* [Problem description]:
Give back the whole listing exactly as shown.
--------------------------------
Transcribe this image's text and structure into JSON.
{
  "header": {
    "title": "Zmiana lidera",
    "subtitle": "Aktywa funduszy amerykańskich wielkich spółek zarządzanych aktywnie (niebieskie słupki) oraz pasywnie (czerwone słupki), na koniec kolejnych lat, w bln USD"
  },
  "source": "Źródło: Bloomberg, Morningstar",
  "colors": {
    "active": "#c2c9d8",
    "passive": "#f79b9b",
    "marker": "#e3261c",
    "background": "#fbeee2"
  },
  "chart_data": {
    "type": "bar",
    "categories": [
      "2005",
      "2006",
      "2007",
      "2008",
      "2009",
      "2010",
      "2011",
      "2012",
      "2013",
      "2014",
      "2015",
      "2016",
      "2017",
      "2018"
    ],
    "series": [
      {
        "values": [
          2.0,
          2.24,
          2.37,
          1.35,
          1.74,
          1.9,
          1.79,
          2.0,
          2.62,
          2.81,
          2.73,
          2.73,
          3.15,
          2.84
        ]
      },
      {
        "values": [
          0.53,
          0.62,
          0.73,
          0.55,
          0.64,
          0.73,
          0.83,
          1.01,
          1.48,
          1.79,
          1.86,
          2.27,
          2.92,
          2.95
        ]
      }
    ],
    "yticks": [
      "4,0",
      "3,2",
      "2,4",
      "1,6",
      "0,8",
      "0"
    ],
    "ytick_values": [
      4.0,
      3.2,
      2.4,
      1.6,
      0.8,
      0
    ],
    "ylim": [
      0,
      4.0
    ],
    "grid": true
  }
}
--------------------------------
* [Output]:
Transcribe this image's text and structure into JSON.
{
  "header": {
    "title": "Zmiana lidera",
    "subtitle": "Aktywa funduszy amerykańskich wielkich spółek zarządzanych aktywnie (niebieskie słupki) oraz pasywnie (czerwone słupki), na koniec kolejnych lat, w bln USD"
  },
  "source": "Źródło: Bloomberg, Morningstar",
  "colors": {
    "active": "#c2c9d8",
    "passive": "#f79b9b",
    "marker": "#e3261c",
    "background": "#fbeee2"
  },
  "chart_data": {
    "type": "bar",
    "categories": [
      "2005",
      "2006",
      "2007",
      "2008",
      "2009",
      "2010",
      "2011",
      "2012",
      "2013",
      "2014",
      "2015",
      "2016",
      "2017",
      "2018"
    ],
    "series": [
      {
        "values": [
          2.0,
          2.24,
          2.37,
          1.35,
          1.74,
          1.9,
          1.79,
          2.0,
          2.62,
          2.81,
          2.73,
          2.73,
          3.15,
          2.84
        ]
      },
      {
        "values": [
          0.53,
          0.62,
          0.73,
          0.55,
          0.64,
          0.73,
          0.83,
          1.01,
          1.48,
          1.79,
          1.86,
          2.27,
          2.92,
          2.95
        ]
      }
    ],
    "yticks": [
      "4,0",
      "3,2",
      "2,4",
      "1,6",
      "0,8",
      "0"
    ],
    "ytick_values": [
      4.0,
      3.2,
      2.4,
      1.6,
      0.8,
      0
    ],
    "ylim": [
      0,
      4.0
    ],
    "grid": true
  }
}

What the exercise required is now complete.